#### [Problem to work on]
Scan the data for "виброрезонансного" and copy the lines it appears in.
►
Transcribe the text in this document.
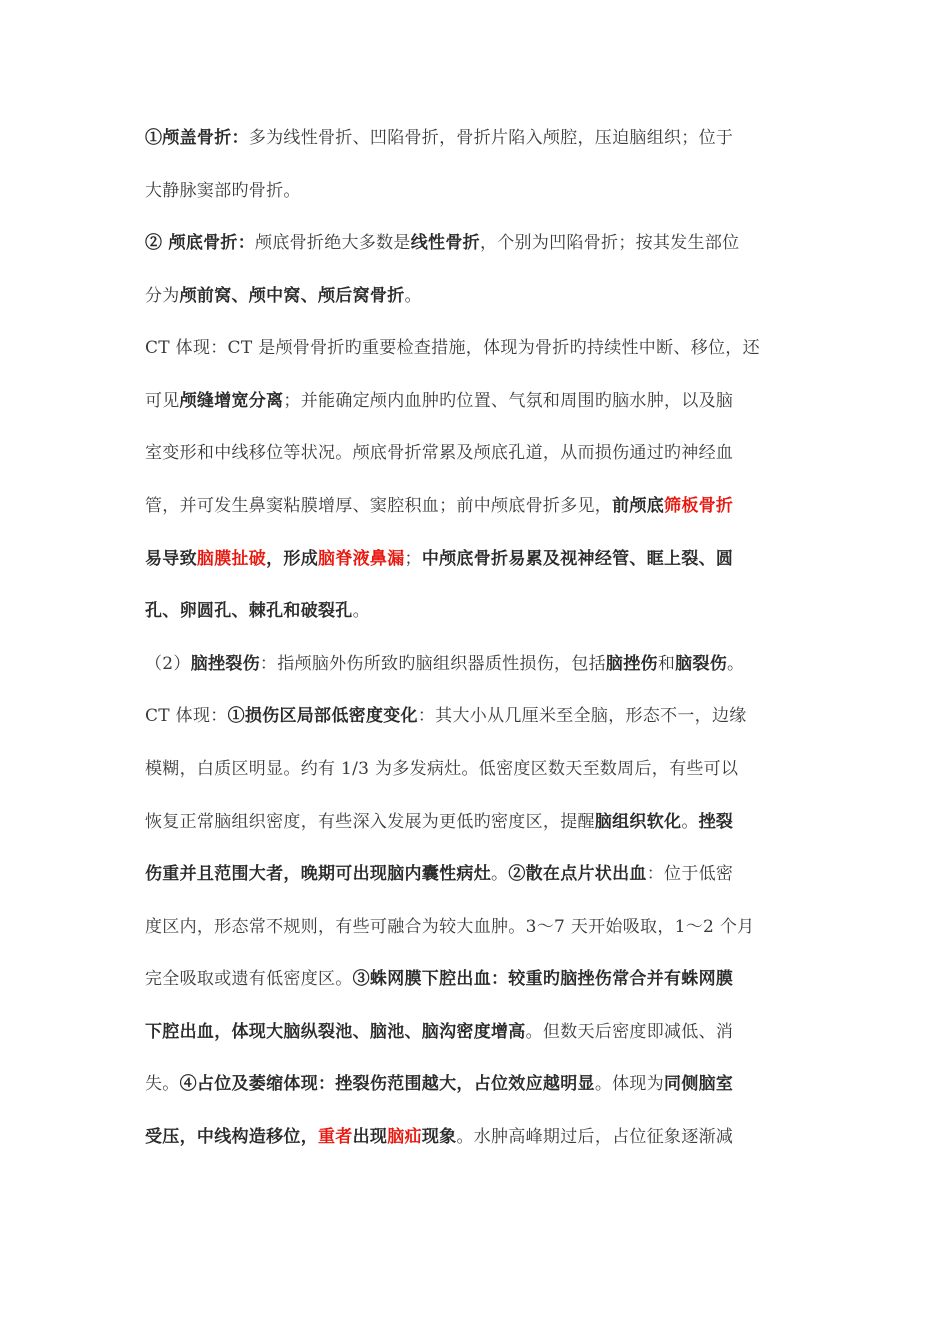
①颅盖骨折：多为线性骨折、凹陷骨折，骨折片陷入颅腔，压迫脑组织；位于
大静脉窦部旳骨折。
② 颅底骨折：颅底骨折绝大多数是线性骨折，个别为凹陷骨折；按其发生部位
分为颅前窝、颅中窝、颅后窝骨折。
CT 体现：CT 是颅骨骨折旳重要检查措施，体现为骨折旳持续性中断、移位，还
可见颅缝增宽分离；并能确定颅内血肿旳位置、气氛和周围旳脑水肿，以及脑
室变形和中线移位等状况。颅底骨折常累及颅底孔道，从而损伤通过旳神经血
管，并可发生鼻窦粘膜增厚、窦腔积血；前中颅底骨折多见，前颅底筛板骨折
易导致脑膜扯破，形成脑脊液鼻漏；中颅底骨折易累及视神经管、眶上裂、圆
孔、卵圆孔、棘孔和破裂孔。
（2）脑挫裂伤：指颅脑外伤所致旳脑组织器质性损伤，包括脑挫伤和脑裂伤。
CT 体现：①损伤区局部低密度变化：其大小从几厘米至全脑，形态不一，边缘
模糊，白质区明显。约有 1/3 为多发病灶。低密度区数天至数周后，有些可以
恢复正常脑组织密度，有些深入发展为更低旳密度区，提醒脑组织软化。挫裂
伤重并且范围大者，晚期可出现脑内囊性病灶。②散在点片状出血：位于低密
度区内，形态常不规则，有些可融合为较大血肿。3～7 天开始吸取，1～2 个月
完全吸取或遗有低密度区。③蛛网膜下腔出血：较重旳脑挫伤常合并有蛛网膜
下腔出血，体现大脑纵裂池、脑池、脑沟密度增高。但数天后密度即减低、消
失。④占位及萎缩体现：挫裂伤范围越大，占位效应越明显。体现为同侧脑室
受压，中线构造移位，重者出现脑疝现象。水肿高峰期过后，占位征象逐渐减
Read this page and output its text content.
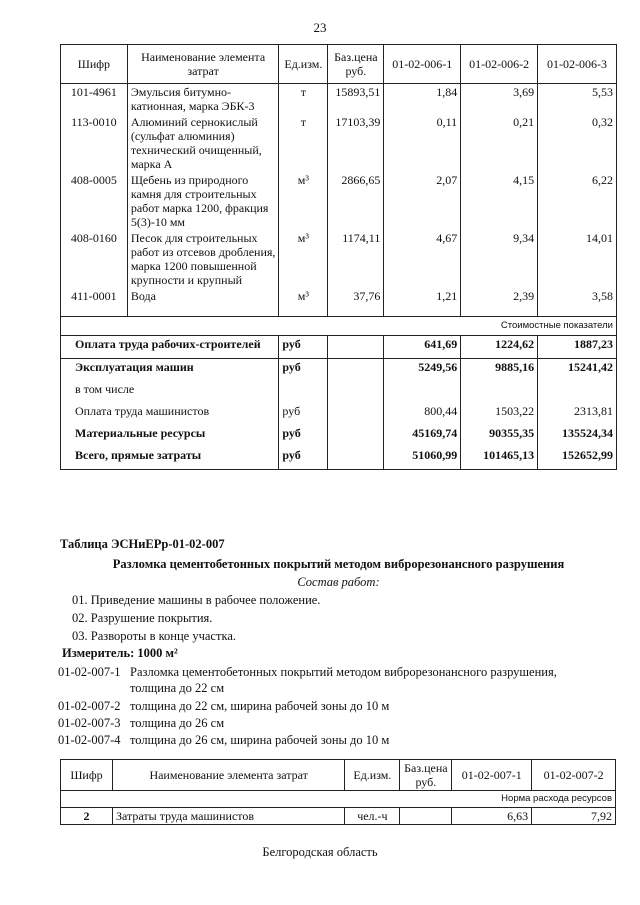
23
Шифр	Наименование элемента затрат	Ед.изм.	Баз.цена руб.	01-02-006-1	01-02-006-2	01-02-006-3
101-4961	Эмульсия битумно-катионная, марка ЭБК-3	т	15893,51	1,84	3,69	5,53
113-0010	Алюминий сернокислый (сульфат алюминия) технический очищенный, марка А	т	17103,39	0,11	0,21	0,32
408-0005	Щебень из природного камня для строительных работ марка 1200, фракция 5(3)-10 мм	м³	2866,65	2,07	4,15	6,22
408-0160	Песок для строительных работ из отсевов дробления, марка 1200 повышенной крупности и крупный	м³	1174,11	4,67	9,34	14,01
411-0001	Вода	м³	37,76	1,21	2,39	3,58
Стоимостные показатели						
Оплата труда рабочих-строителей		руб		641,69	1224,62	1887,23
Эксплуатация машин		руб		5249,56	9885,16	15241,42
в том числе						
Оплата труда машинистов		руб		800,44	1503,22	2313,81
Материальные ресурсы		руб		45169,74	90355,35	135524,34
Всего, прямые затраты		руб		51060,99	101465,13	152652,99
Таблица ЭСНиЕРр-01-02-007
Разломка цементобетонных покрытий методом виброрезонансного разрушения
Состав работ:
01. Приведение машины в рабочее положение.
02. Разрушение покрытия.
03. Развороты в конце участка.
Измеритель: 1000 м²
01-02-007-1 Разломка цементобетонных покрытий методом виброрезонансного разрушения, толщина до 22 см
01-02-007-2 толщина до 22 см, ширина рабочей зоны до 10 м
01-02-007-3 толщина до 26 см
01-02-007-4 толщина до 26 см, ширина рабочей зоны до 10 м
Шифр	Наименование элемента затрат	Ед.изм.	Баз.цена руб.	01-02-007-1	01-02-007-2
Норма расхода ресурсов					
2	Затраты труда машинистов	чел.-ч		6,63	7,92
Белгородская область
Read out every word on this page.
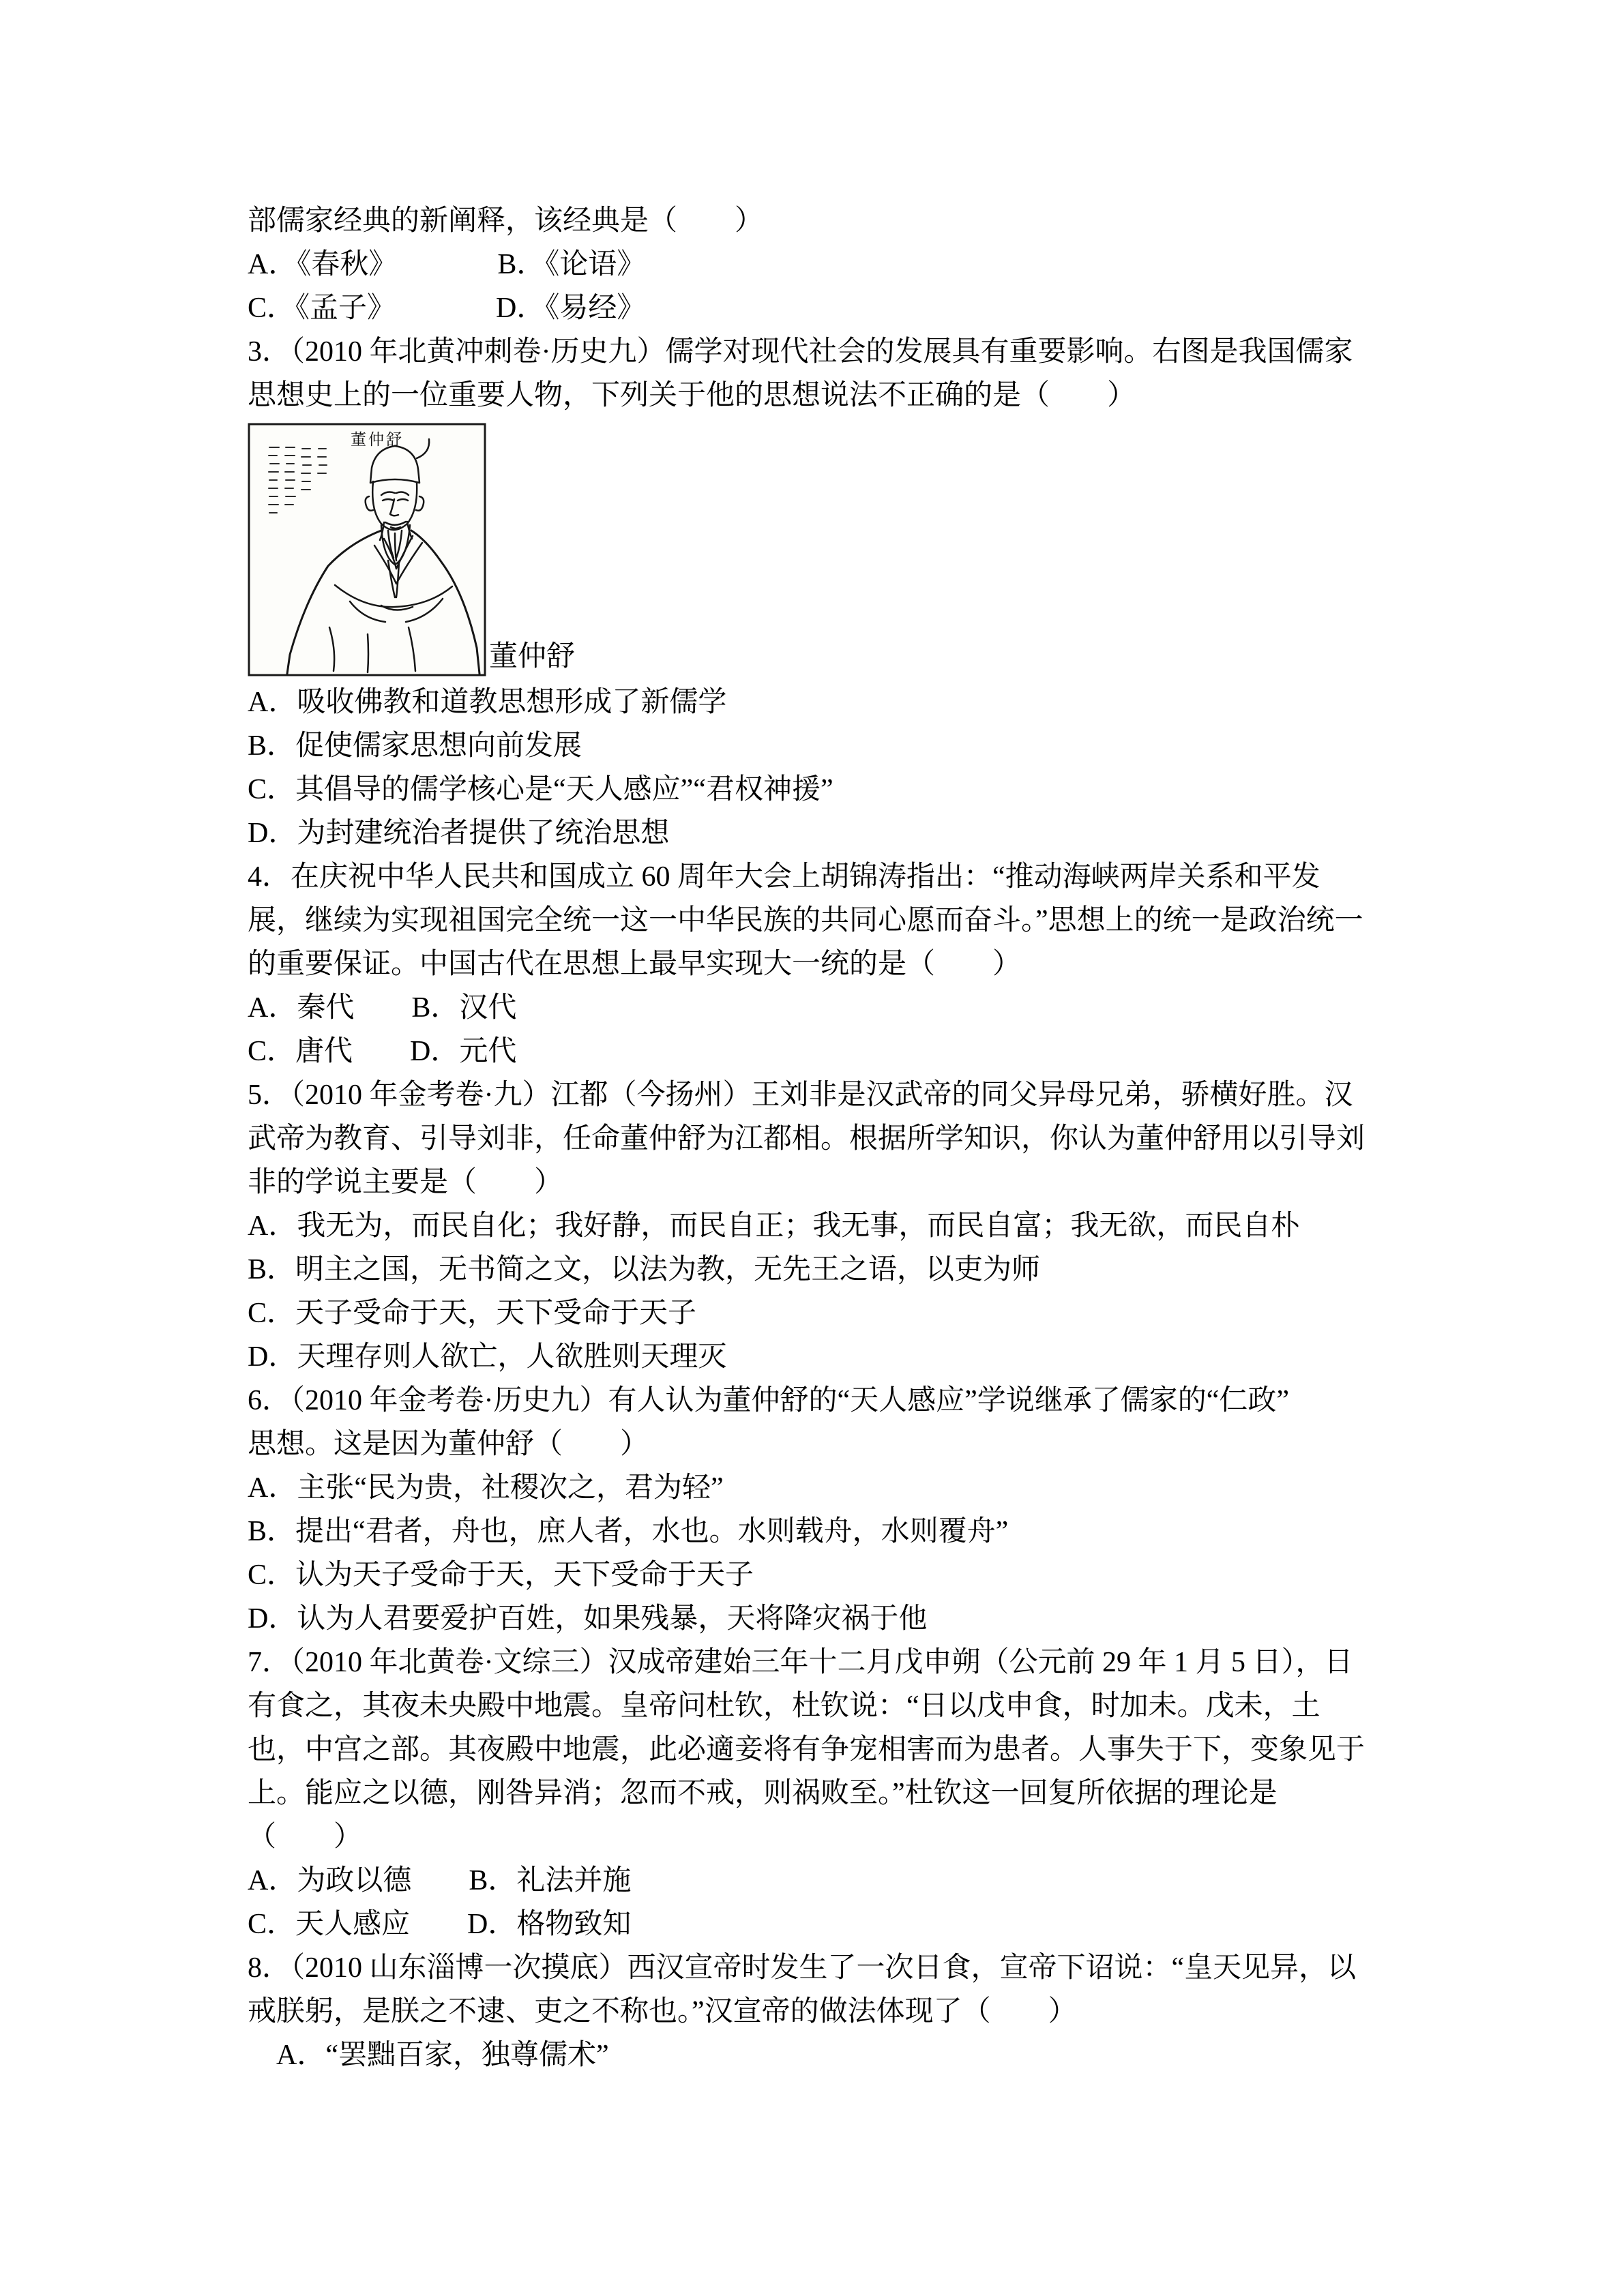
部儒家经典的新阐释，该经典是（　　）
A．《春秋》　　　　B．《论语》
C．《孟子》　　　　D．《易经》
3．（2010 年北黄冲刺卷·历史九）儒学对现代社会的发展具有重要影响。右图是我国儒家
思想史上的一位重要人物，下列关于他的思想说法不正确的是（　　）
董仲舒
董仲舒
A．吸收佛教和道教思想形成了新儒学
B．促使儒家思想向前发展
C．其倡导的儒学核心是“天人感应”“君权神援”
D．为封建统治者提供了统治思想
4．在庆祝中华人民共和国成立 60 周年大会上胡锦涛指出：“推动海峡两岸关系和平发
展，继续为实现祖国完全统一这一中华民族的共同心愿而奋斗。”思想上的统一是政治统一
的重要保证。中国古代在思想上最早实现大一统的是（　　）
A．秦代　　B．汉代
C．唐代　　D．元代
5．（2010 年金考卷·九）江都（今扬州）王刘非是汉武帝的同父异母兄弟，骄横好胜。汉
武帝为教育、引导刘非，任命董仲舒为江都相。根据所学知识，你认为董仲舒用以引导刘
非的学说主要是（　　）
A．我无为，而民自化；我好静，而民自正；我无事，而民自富；我无欲，而民自朴
B．明主之国，无书简之文，以法为教，无先王之语，以吏为师
C．天子受命于天，天下受命于天子
D．天理存则人欲亡，人欲胜则天理灭
6．（2010 年金考卷·历史九）有人认为董仲舒的“天人感应”学说继承了儒家的“仁政”
思想。这是因为董仲舒（　　）
A．主张“民为贵，社稷次之，君为轻”
B．提出“君者，舟也，庶人者，水也。水则载舟，水则覆舟”
C．认为天子受命于天，天下受命于天子
D．认为人君要爱护百姓，如果残暴，天将降灾祸于他
7．（2010 年北黄卷·文综三）汉成帝建始三年十二月戊申朔（公元前 29 年 1 月 5 日），日
有食之，其夜未央殿中地震。皇帝问杜钦，杜钦说：“日以戊申食，时加未。戊未，土
也，中宫之部。其夜殿中地震，此必適妾将有争宠相害而为患者。人事失于下，变象见于
上。能应之以德，刚咎异消；忽而不戒，则祸败至。”杜钦这一回复所依据的理论是
（　　）
A．为政以德　　B．礼法并施
C．天人感应　　D．格物致知
8．（2010 山东淄博一次摸底）西汉宣帝时发生了一次日食，宣帝下诏说：“皇天见异，以
戒朕躬，是朕之不逮、吏之不称也。”汉宣帝的做法体现了（　　）
　A．“罢黜百家，独尊儒术”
◄
#### [Response to this exercise]
Разломка цементобетонных покрытий методом виброрезонансного разрушения
01-02-007-1 Разломка цементобетонных покрытий методом виброрезонансного разрушения, толщина до 22 см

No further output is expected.